Input:
- Opening Delimiter -
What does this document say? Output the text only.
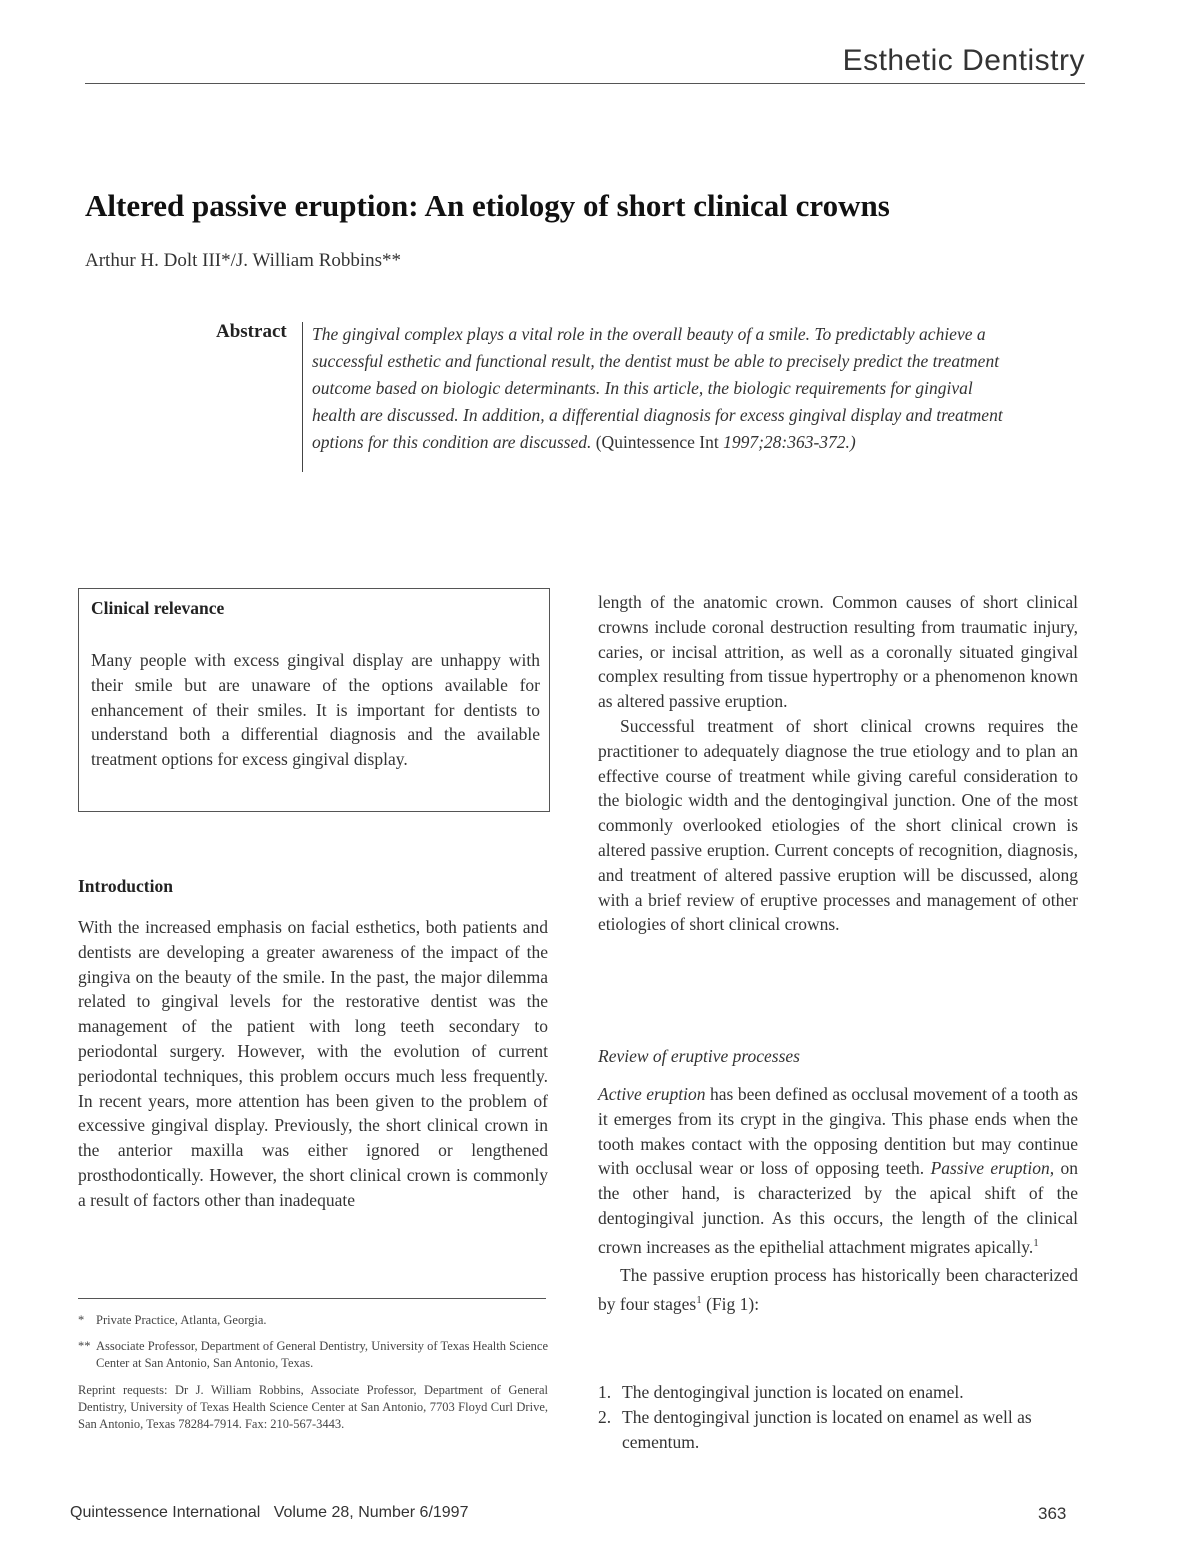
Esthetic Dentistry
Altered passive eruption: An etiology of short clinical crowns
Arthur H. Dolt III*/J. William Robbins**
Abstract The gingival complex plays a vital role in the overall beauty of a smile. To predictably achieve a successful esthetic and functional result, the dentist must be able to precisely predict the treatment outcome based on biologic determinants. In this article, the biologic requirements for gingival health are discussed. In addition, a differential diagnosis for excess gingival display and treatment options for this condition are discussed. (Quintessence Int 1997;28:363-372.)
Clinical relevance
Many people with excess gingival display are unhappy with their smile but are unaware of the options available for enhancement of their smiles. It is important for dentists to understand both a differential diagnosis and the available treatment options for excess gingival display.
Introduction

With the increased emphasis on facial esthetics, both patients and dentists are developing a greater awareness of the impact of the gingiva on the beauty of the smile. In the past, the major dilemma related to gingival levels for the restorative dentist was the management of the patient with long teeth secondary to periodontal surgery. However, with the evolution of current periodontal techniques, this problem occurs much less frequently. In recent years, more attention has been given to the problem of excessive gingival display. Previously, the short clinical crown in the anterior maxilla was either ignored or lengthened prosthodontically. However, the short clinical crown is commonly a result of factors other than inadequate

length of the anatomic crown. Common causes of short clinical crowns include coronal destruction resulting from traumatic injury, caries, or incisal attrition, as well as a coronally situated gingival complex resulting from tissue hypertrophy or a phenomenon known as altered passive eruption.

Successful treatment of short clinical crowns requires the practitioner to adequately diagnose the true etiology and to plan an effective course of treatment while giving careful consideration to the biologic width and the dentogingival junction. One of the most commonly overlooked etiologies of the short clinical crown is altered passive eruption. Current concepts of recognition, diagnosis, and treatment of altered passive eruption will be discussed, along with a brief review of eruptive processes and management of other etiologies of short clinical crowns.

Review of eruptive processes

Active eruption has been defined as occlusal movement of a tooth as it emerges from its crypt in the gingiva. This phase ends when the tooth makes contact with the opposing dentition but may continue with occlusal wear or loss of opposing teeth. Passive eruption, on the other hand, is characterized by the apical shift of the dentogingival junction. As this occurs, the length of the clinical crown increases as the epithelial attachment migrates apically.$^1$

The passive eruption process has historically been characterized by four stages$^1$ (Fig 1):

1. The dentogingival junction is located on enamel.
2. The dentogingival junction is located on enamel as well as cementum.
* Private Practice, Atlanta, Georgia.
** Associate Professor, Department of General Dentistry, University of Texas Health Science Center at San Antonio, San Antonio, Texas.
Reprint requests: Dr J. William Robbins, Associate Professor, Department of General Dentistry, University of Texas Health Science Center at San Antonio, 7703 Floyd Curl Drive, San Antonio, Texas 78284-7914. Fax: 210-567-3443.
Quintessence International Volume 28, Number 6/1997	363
- Closing Delimiter -
What this task involves: Scan the data above for the string "Science" and copy each line where it appears.

Exercise result:
** Associate Professor, Department of General Dentistry, University of Texas Health Science Center at San Antonio, San Antonio, Texas.
Reprint requests: Dr J. William Robbins, Associate Professor, Department of General Dentistry, University of Texas Health Science Center at San Antonio, 7703 Floyd Curl Drive, San Antonio, Texas 78284-7914. Fax: 210-567-3443.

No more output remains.